_EXERCISE OBJECTIVE_
Repeat all the records exactly, omitting pictures.

_PROVIDED RECORDS_
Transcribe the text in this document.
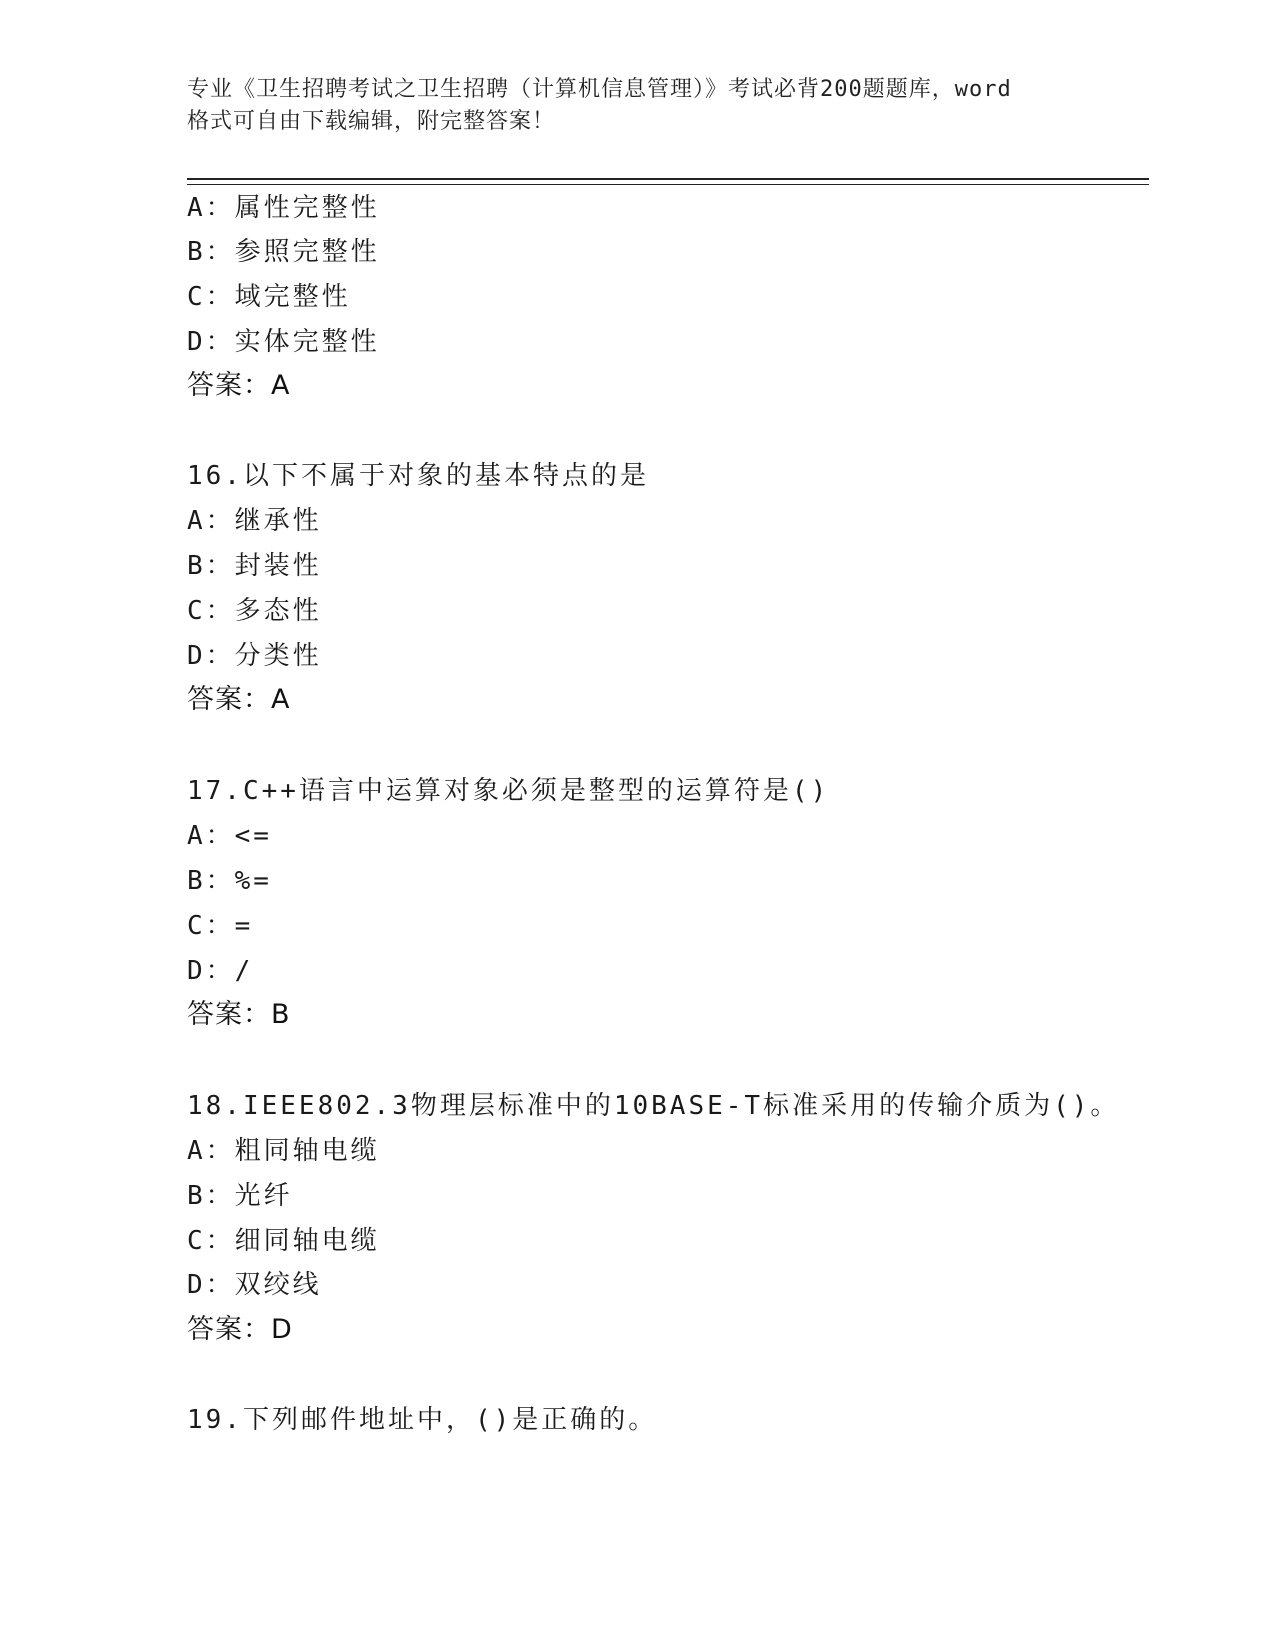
专业《卫生招聘考试之卫生招聘（计算机信息管理）》考试必背200题题库，word
格式可自由下载编辑，附完整答案！
A：属性完整性
B：参照完整性
C：域完整性
D：实体完整性
答案：A
16.以下不属于对象的基本特点的是
A：继承性
B：封装性
C：多态性
D：分类性
答案：A
17.C++语言中运算对象必须是整型的运算符是()
A：<=
B：%=
C：=
D：/
答案：B
18.IEEE802.3物理层标准中的10BASE-T标准采用的传输介质为()。
A：粗同轴电缆
B：光纤
C：细同轴电缆
D：双绞线
答案：D
19.下列邮件地址中，()是正确的。
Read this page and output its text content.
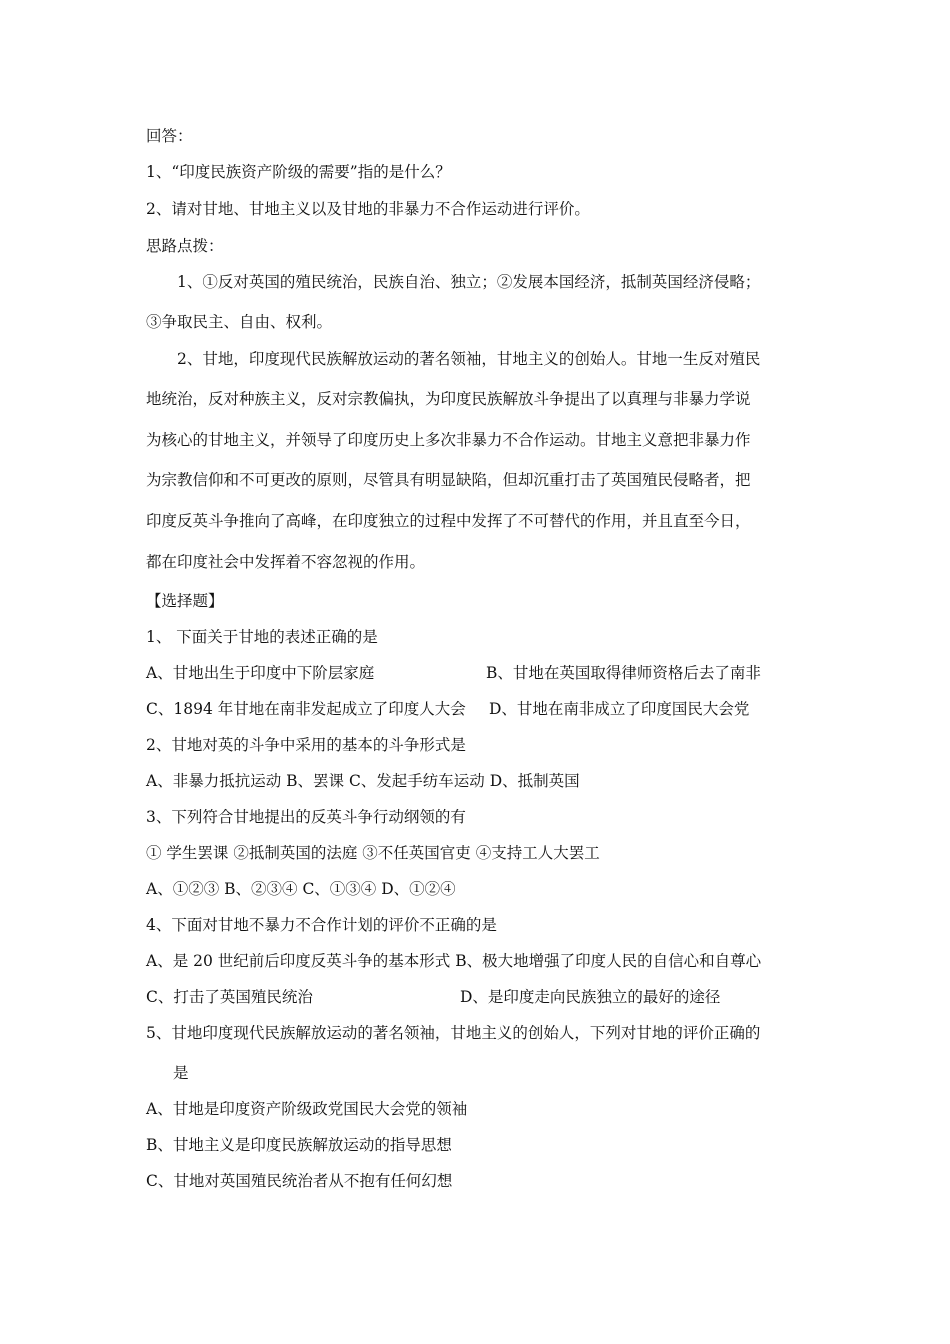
回答：
1、“印度民族资产阶级的需要”指的是什么？
2、请对甘地、甘地主义以及甘地的非暴力不合作运动进行评价。
思路点拨：
1、①反对英国的殖民统治，民族自治、独立；②发展本国经济，抵制英国经济侵略；
③争取民主、自由、权利。
2、甘地，印度现代民族解放运动的著名领袖，甘地主义的创始人。甘地一生反对殖民
地统治，反对种族主义，反对宗教偏执，为印度民族解放斗争提出了以真理与非暴力学说
为核心的甘地主义，并领导了印度历史上多次非暴力不合作运动。甘地主义意把非暴力作
为宗教信仰和不可更改的原则，尽管具有明显缺陷，但却沉重打击了英国殖民侵略者，把
印度反英斗争推向了高峰，在印度独立的过程中发挥了不可替代的作用，并且直至今日，
都在印度社会中发挥着不容忽视的作用。
【选择题】
1、 下面关于甘地的表述正确的是
A、甘地出生于印度中下阶层家庭	B、甘地在英国取得律师资格后去了南非
C、1894 年甘地在南非发起成立了印度人大会 D、甘地在南非成立了印度国民大会党
2、甘地对英的斗争中采用的基本的斗争形式是
A、非暴力抵抗运动 B、罢课 C、发起手纺车运动 D、抵制英国
3、下列符合甘地提出的反英斗争行动纲领的有
① 学生罢课 ②抵制英国的法庭 ③不任英国官吏 ④支持工人大罢工
A、①②③ B、②③④ C、①③④ D、①②④
4、下面对甘地不暴力不合作计划的评价不正确的是
A、是 20 世纪前后印度反英斗争的基本形式 B、极大地增强了印度人民的自信心和自尊心
C、打击了英国殖民统治	D、是印度走向民族独立的最好的途径
5、甘地印度现代民族解放运动的著名领袖，甘地主义的创始人，下列对甘地的评价正确的
是
A、甘地是印度资产阶级政党国民大会党的领袖
B、甘地主义是印度民族解放运动的指导思想
C、甘地对英国殖民统治者从不抱有任何幻想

_OUTPUT_
Transcribe the text in this document.
专业《卫生招聘考试之卫生招聘（计算机信息管理）》考试必背200题题库，word
格式可自由下载编辑，附完整答案！
A：属性完整性
B：参照完整性
C：域完整性
D：实体完整性
答案：A
16.以下不属于对象的基本特点的是
A：继承性
B：封装性
C：多态性
D：分类性
答案：A
17.C++语言中运算对象必须是整型的运算符是()
A：<=
B：%=
C：=
D：/
答案：B
18.IEEE802.3物理层标准中的10BASE-T标准采用的传输介质为()。
A：粗同轴电缆
B：光纤
C：细同轴电缆
D：双绞线
答案：D
19.下列邮件地址中，()是正确的。
Read this page and output its text content.
回答：
1、“印度民族资产阶级的需要”指的是什么？
2、请对甘地、甘地主义以及甘地的非暴力不合作运动进行评价。
思路点拨：
1、①反对英国的殖民统治，民族自治、独立；②发展本国经济，抵制英国经济侵略；
③争取民主、自由、权利。
2、甘地，印度现代民族解放运动的著名领袖，甘地主义的创始人。甘地一生反对殖民
地统治，反对种族主义，反对宗教偏执，为印度民族解放斗争提出了以真理与非暴力学说
为核心的甘地主义，并领导了印度历史上多次非暴力不合作运动。甘地主义意把非暴力作
为宗教信仰和不可更改的原则，尽管具有明显缺陷，但却沉重打击了英国殖民侵略者，把
印度反英斗争推向了高峰，在印度独立的过程中发挥了不可替代的作用，并且直至今日，
都在印度社会中发挥着不容忽视的作用。
【选择题】
1、 下面关于甘地的表述正确的是
A、甘地出生于印度中下阶层家庭	B、甘地在英国取得律师资格后去了南非
C、1894 年甘地在南非发起成立了印度人大会 D、甘地在南非成立了印度国民大会党
2、甘地对英的斗争中采用的基本的斗争形式是
A、非暴力抵抗运动 B、罢课 C、发起手纺车运动 D、抵制英国
3、下列符合甘地提出的反英斗争行动纲领的有
① 学生罢课 ②抵制英国的法庭 ③不任英国官吏 ④支持工人大罢工
A、①②③ B、②③④ C、①③④ D、①②④
4、下面对甘地不暴力不合作计划的评价不正确的是
A、是 20 世纪前后印度反英斗争的基本形式 B、极大地增强了印度人民的自信心和自尊心
C、打击了英国殖民统治	D、是印度走向民族独立的最好的途径
5、甘地印度现代民族解放运动的著名领袖，甘地主义的创始人，下列对甘地的评价正确的
是
A、甘地是印度资产阶级政党国民大会党的领袖
B、甘地主义是印度民族解放运动的指导思想
C、甘地对英国殖民统治者从不抱有任何幻想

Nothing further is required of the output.